LISTED ENTRIES
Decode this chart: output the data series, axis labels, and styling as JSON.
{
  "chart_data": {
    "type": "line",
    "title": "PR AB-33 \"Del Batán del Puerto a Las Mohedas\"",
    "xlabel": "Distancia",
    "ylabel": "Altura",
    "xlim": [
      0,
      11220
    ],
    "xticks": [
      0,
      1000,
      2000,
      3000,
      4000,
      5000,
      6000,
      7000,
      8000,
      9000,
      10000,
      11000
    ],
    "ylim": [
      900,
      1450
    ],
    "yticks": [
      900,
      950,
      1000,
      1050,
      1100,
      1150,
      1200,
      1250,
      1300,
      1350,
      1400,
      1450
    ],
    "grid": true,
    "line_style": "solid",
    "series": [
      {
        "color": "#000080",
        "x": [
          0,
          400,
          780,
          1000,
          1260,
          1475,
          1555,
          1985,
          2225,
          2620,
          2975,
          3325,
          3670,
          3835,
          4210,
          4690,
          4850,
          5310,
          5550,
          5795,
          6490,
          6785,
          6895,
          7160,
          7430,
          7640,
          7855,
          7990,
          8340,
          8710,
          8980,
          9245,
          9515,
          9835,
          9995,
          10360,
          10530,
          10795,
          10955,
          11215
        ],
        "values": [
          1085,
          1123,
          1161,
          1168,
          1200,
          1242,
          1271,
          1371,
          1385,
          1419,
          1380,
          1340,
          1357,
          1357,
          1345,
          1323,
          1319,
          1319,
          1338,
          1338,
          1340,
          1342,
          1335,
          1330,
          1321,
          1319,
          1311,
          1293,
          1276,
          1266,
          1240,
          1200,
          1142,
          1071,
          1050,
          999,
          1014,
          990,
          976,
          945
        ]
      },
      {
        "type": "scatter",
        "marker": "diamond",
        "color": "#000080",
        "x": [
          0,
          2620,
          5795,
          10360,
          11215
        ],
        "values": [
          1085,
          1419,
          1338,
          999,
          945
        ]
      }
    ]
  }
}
==
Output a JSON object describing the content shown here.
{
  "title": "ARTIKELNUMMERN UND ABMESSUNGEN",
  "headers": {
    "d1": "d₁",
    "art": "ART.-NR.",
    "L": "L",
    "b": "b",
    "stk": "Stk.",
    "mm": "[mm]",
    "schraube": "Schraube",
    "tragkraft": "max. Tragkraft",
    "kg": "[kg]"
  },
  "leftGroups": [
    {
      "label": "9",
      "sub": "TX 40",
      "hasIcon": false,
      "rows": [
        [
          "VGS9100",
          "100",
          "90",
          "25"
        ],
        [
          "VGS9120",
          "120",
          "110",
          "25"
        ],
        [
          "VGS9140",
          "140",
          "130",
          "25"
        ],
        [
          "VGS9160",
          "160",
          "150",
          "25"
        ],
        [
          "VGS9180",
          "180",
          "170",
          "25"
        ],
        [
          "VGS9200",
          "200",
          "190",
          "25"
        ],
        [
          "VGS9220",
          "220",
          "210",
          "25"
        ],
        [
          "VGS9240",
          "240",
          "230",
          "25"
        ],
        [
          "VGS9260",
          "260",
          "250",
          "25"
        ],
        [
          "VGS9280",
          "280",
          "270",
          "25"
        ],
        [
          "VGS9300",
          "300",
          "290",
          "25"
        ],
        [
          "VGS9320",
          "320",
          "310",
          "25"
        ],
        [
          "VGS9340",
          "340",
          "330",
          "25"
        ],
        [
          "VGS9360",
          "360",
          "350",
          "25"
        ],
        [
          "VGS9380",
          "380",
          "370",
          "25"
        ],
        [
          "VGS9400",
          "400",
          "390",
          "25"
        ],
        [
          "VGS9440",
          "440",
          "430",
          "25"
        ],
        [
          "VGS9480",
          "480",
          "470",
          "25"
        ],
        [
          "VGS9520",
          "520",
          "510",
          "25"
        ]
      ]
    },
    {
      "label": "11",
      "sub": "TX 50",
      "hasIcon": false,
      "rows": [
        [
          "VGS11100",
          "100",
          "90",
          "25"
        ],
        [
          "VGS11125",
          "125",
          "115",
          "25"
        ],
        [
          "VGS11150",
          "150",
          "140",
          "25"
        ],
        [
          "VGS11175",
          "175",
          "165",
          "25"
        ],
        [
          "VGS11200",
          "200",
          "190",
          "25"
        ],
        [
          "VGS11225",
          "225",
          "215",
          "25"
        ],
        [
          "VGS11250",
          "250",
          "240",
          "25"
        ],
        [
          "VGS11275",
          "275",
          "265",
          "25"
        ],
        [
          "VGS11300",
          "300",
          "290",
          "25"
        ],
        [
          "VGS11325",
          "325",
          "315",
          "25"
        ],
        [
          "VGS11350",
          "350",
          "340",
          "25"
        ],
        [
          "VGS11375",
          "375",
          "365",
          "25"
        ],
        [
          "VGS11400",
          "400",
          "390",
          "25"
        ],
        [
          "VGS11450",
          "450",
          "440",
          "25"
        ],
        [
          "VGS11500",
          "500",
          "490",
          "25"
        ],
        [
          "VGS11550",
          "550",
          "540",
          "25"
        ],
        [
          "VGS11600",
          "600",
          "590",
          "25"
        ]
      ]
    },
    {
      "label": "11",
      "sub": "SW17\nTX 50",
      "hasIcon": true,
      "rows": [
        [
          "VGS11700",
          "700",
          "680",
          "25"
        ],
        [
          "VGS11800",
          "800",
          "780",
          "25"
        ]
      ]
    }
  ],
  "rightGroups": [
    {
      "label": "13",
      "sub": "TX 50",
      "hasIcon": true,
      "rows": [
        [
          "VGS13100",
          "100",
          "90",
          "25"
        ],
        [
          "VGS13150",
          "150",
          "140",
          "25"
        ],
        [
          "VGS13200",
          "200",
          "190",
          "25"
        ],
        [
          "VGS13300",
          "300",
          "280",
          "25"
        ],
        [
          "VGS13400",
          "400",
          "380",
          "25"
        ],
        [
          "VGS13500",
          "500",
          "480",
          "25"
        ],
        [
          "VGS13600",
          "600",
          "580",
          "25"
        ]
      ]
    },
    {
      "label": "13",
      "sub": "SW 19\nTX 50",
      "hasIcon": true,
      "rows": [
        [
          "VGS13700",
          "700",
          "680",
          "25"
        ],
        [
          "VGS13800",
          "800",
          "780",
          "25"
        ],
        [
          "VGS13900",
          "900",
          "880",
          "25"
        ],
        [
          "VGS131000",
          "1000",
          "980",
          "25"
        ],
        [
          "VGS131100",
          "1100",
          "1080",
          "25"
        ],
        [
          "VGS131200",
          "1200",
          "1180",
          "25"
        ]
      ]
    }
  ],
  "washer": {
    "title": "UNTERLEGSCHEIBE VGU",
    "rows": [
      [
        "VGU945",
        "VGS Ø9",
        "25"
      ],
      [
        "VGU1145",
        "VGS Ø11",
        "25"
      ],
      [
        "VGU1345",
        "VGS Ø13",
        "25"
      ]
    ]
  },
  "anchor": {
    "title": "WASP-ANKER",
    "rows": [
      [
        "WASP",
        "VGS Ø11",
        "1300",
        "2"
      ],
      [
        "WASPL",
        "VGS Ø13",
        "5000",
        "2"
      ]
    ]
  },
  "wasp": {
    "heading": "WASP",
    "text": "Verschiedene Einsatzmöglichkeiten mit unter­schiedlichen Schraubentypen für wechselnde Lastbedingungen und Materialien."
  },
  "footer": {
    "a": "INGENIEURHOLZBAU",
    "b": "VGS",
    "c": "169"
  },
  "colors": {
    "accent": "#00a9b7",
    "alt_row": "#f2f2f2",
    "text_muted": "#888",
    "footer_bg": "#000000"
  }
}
...
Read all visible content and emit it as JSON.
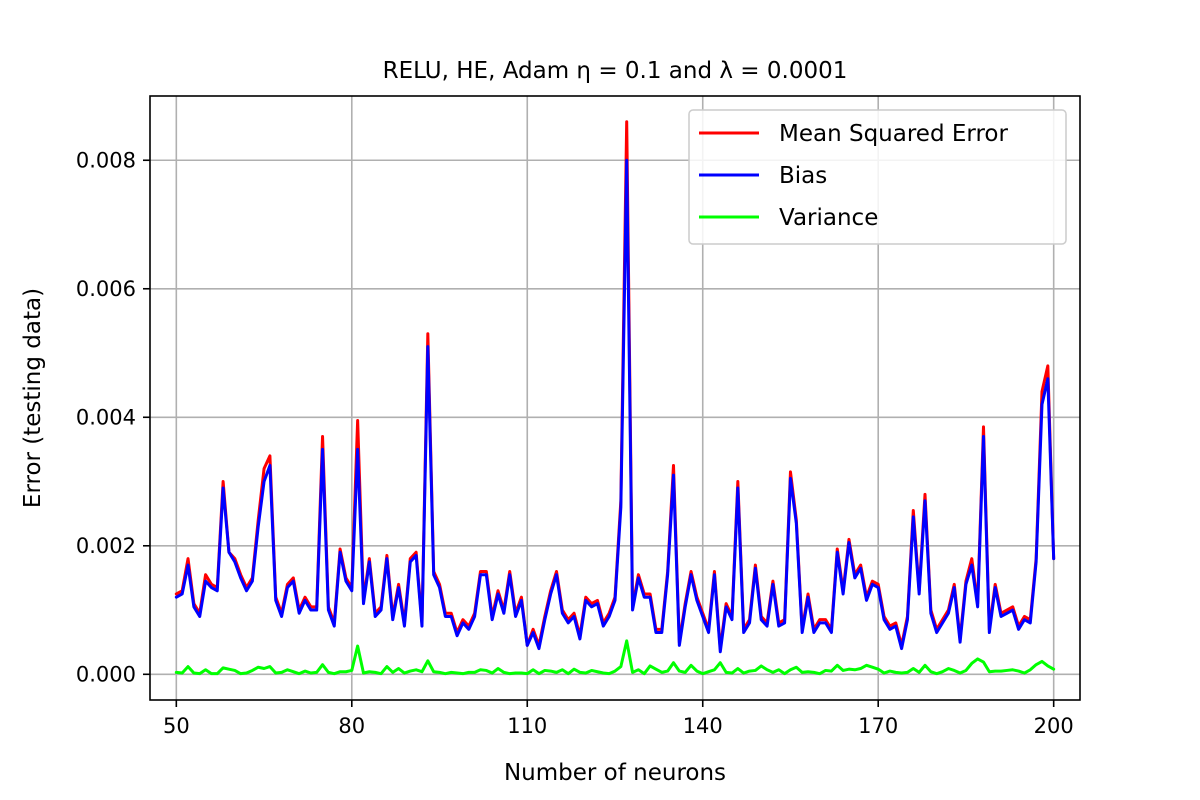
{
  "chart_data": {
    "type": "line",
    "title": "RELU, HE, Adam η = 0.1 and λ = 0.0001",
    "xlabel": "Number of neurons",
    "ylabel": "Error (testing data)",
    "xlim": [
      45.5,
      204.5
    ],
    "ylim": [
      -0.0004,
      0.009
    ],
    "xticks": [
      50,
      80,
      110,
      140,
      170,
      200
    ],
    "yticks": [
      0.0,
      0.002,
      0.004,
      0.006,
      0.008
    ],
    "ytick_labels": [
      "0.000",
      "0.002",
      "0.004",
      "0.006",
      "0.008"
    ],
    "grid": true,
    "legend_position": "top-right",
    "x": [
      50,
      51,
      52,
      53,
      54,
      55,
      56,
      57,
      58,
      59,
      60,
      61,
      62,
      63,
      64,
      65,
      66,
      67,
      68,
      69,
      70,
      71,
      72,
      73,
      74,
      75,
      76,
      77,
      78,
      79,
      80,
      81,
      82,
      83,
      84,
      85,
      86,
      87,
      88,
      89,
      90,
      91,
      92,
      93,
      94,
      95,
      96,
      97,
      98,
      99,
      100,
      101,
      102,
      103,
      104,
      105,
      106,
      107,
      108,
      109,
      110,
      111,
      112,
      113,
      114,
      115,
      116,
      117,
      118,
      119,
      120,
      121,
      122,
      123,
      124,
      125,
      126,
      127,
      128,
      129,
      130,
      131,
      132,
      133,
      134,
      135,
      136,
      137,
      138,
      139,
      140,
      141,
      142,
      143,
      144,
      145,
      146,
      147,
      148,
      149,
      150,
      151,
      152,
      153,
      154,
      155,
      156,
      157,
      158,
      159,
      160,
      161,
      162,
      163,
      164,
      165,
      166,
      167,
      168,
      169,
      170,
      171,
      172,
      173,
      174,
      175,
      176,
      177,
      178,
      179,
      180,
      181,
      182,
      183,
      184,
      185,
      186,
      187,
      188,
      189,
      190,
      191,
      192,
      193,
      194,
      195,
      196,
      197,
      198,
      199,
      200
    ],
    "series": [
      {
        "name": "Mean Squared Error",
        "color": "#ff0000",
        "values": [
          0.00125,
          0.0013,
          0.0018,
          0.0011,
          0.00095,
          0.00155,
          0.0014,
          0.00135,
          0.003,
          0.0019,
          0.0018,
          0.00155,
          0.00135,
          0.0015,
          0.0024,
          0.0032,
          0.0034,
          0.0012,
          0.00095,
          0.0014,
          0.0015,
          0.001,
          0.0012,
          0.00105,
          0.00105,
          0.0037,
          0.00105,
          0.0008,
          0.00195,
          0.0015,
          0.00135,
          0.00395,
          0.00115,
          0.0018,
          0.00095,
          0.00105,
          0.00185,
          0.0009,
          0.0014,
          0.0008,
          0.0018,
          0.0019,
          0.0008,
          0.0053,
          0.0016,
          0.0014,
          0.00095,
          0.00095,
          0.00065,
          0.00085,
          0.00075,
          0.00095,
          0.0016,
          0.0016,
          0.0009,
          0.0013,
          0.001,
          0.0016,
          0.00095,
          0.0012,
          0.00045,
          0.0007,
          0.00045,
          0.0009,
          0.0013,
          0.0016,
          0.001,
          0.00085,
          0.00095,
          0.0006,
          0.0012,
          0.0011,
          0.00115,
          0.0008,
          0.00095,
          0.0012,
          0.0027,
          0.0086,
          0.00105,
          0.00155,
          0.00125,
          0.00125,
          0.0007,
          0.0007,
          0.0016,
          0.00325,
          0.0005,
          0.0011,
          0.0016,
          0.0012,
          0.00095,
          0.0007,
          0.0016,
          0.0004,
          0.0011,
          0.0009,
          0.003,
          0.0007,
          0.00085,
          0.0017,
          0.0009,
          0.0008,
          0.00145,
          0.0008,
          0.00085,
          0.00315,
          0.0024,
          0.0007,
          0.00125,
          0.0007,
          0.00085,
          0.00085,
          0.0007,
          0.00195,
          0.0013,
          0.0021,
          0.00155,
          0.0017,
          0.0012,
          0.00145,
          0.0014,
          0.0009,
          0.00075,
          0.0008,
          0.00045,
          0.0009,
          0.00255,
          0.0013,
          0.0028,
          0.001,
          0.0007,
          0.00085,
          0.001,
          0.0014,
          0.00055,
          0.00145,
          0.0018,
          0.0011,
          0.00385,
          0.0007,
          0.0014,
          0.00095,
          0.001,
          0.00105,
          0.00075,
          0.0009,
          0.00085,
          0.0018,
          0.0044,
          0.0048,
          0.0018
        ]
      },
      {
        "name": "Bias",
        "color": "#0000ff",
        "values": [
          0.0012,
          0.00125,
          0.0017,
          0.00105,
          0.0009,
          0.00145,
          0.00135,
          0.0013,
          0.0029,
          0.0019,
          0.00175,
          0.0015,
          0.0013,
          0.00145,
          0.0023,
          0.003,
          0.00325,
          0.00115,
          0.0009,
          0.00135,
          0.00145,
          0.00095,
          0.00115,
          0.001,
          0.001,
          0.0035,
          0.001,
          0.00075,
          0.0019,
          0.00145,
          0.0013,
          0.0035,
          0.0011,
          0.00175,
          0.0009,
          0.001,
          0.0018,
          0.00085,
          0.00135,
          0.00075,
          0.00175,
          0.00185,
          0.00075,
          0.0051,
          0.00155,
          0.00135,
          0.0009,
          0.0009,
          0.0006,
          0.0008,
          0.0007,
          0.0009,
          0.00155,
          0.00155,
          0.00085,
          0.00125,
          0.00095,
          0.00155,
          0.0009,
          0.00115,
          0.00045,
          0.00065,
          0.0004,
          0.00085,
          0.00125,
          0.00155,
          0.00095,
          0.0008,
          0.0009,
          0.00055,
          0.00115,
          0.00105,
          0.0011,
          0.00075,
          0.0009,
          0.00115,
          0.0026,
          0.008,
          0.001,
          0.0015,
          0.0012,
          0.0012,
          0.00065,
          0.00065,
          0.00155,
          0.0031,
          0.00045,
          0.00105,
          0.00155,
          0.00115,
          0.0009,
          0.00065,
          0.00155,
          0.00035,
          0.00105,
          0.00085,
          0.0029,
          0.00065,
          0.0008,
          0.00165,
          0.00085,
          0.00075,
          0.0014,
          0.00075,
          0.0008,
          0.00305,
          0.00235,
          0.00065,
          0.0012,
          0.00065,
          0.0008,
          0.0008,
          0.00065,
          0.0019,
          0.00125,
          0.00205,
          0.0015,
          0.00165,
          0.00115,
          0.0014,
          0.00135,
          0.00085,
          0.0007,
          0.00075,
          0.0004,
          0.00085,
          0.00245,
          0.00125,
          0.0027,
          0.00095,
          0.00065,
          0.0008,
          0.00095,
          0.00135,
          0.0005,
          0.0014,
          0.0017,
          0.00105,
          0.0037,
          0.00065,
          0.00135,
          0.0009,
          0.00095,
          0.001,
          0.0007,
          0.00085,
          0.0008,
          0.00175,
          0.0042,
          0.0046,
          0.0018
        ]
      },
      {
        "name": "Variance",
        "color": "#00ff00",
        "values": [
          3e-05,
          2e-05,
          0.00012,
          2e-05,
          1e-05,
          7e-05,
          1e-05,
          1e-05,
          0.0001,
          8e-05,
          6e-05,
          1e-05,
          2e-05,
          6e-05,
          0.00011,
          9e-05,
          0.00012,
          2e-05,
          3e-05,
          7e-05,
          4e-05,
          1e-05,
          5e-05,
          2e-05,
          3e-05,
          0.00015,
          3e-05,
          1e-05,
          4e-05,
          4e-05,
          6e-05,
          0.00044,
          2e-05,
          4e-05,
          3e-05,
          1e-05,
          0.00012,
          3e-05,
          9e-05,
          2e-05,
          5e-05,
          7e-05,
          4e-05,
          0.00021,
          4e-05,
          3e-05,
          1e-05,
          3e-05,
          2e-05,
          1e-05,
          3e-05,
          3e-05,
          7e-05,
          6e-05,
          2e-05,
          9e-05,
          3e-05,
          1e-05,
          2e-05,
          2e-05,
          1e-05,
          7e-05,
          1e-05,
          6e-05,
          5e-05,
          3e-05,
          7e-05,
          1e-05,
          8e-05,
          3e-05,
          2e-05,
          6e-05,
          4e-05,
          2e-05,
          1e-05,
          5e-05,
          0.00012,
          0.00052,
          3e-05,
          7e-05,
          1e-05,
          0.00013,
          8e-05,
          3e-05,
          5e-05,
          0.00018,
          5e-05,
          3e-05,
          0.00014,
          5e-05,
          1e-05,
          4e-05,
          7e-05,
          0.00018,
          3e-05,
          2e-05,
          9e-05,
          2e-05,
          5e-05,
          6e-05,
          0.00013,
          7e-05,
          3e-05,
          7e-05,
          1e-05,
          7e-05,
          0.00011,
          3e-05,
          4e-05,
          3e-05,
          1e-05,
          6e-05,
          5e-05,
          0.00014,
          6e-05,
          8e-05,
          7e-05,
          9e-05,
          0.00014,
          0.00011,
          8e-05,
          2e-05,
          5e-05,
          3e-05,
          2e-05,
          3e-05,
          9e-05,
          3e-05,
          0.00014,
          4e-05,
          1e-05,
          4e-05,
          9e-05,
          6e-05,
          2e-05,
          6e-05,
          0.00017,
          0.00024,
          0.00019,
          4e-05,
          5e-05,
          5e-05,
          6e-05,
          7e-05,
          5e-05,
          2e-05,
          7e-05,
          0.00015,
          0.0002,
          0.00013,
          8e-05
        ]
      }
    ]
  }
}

DIRECTIVE
Determine the number of lines containing "content". Write only that number.

FINISHED ANSWER
2